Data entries
_ _ _ _ _

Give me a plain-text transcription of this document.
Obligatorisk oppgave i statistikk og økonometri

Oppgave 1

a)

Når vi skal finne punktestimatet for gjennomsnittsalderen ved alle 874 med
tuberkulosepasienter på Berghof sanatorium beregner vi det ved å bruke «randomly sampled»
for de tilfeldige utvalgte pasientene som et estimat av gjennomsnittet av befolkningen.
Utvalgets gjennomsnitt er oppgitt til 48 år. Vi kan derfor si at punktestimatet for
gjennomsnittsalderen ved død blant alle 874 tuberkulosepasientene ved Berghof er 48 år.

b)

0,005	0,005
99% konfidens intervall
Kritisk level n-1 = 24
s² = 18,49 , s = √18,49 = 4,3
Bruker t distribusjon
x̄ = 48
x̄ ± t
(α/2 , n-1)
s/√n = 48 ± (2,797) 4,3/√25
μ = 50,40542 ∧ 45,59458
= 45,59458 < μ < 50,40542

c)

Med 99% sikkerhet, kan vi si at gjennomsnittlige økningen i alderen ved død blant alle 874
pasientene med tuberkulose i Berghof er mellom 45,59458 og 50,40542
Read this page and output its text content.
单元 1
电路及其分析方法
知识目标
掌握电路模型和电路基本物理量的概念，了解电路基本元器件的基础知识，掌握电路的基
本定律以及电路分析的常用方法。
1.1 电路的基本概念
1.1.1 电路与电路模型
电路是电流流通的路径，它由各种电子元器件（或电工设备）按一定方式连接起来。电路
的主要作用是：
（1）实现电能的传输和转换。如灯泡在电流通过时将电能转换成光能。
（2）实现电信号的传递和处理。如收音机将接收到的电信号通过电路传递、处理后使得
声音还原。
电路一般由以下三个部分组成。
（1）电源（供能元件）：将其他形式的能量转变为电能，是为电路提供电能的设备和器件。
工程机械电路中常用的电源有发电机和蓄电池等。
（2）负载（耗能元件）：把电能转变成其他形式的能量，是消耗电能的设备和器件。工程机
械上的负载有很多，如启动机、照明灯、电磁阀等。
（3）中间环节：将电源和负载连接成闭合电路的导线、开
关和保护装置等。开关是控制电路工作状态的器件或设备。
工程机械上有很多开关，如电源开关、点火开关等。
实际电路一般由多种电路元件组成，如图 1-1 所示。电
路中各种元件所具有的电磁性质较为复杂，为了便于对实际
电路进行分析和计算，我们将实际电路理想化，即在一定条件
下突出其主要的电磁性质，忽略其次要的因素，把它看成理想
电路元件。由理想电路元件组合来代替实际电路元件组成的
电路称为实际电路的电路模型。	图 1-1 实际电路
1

_ _ _ _ _

### [Problem details]
Repeat every line of the material exactly as given.

### [Answer below]
Give me a plain-text transcription of this document.
Obligatorisk oppgave i statistikk og økonometri

Oppgave 1

a)

Når vi skal finne punktestimatet for gjennomsnittsalderen ved alle 874 med
tuberkulosepasienter på Berghof sanatorium beregner vi det ved å bruke «randomly sampled»
for de tilfeldige utvalgte pasientene som et estimat av gjennomsnittet av befolkningen.
Utvalgets gjennomsnitt er oppgitt til 48 år. Vi kan derfor si at punktestimatet for
gjennomsnittsalderen ved død blant alle 874 tuberkulosepasientene ved Berghof er 48 år.

b)

0,005	0,005
99% konfidens intervall
Kritisk level n-1 = 24
s² = 18,49 , s = √18,49 = 4,3
Bruker t distribusjon
x̄ = 48
x̄ ± t
(α/2 , n-1)
s/√n = 48 ± (2,797) 4,3/√25
μ = 50,40542 ∧ 45,59458
= 45,59458 < μ < 50,40542

c)

Med 99% sikkerhet, kan vi si at gjennomsnittlige økningen i alderen ved død blant alle 874
pasientene med tuberkulose i Berghof er mellom 45,59458 og 50,40542
Read this page and output its text content.
单元 1
电路及其分析方法
知识目标
掌握电路模型和电路基本物理量的概念，了解电路基本元器件的基础知识，掌握电路的基
本定律以及电路分析的常用方法。
1.1 电路的基本概念
1.1.1 电路与电路模型
电路是电流流通的路径，它由各种电子元器件（或电工设备）按一定方式连接起来。电路
的主要作用是：
（1）实现电能的传输和转换。如灯泡在电流通过时将电能转换成光能。
（2）实现电信号的传递和处理。如收音机将接收到的电信号通过电路传递、处理后使得
声音还原。
电路一般由以下三个部分组成。
（1）电源（供能元件）：将其他形式的能量转变为电能，是为电路提供电能的设备和器件。
工程机械电路中常用的电源有发电机和蓄电池等。
（2）负载（耗能元件）：把电能转变成其他形式的能量，是消耗电能的设备和器件。工程机
械上的负载有很多，如启动机、照明灯、电磁阀等。
（3）中间环节：将电源和负载连接成闭合电路的导线、开
关和保护装置等。开关是控制电路工作状态的器件或设备。
工程机械上有很多开关，如电源开关、点火开关等。
实际电路一般由多种电路元件组成，如图 1-1 所示。电
路中各种元件所具有的电磁性质较为复杂，为了便于对实际
电路进行分析和计算，我们将实际电路理想化，即在一定条件
下突出其主要的电磁性质，忽略其次要的因素，把它看成理想
电路元件。由理想电路元件组合来代替实际电路元件组成的
电路称为实际电路的电路模型。	图 1-1 实际电路
1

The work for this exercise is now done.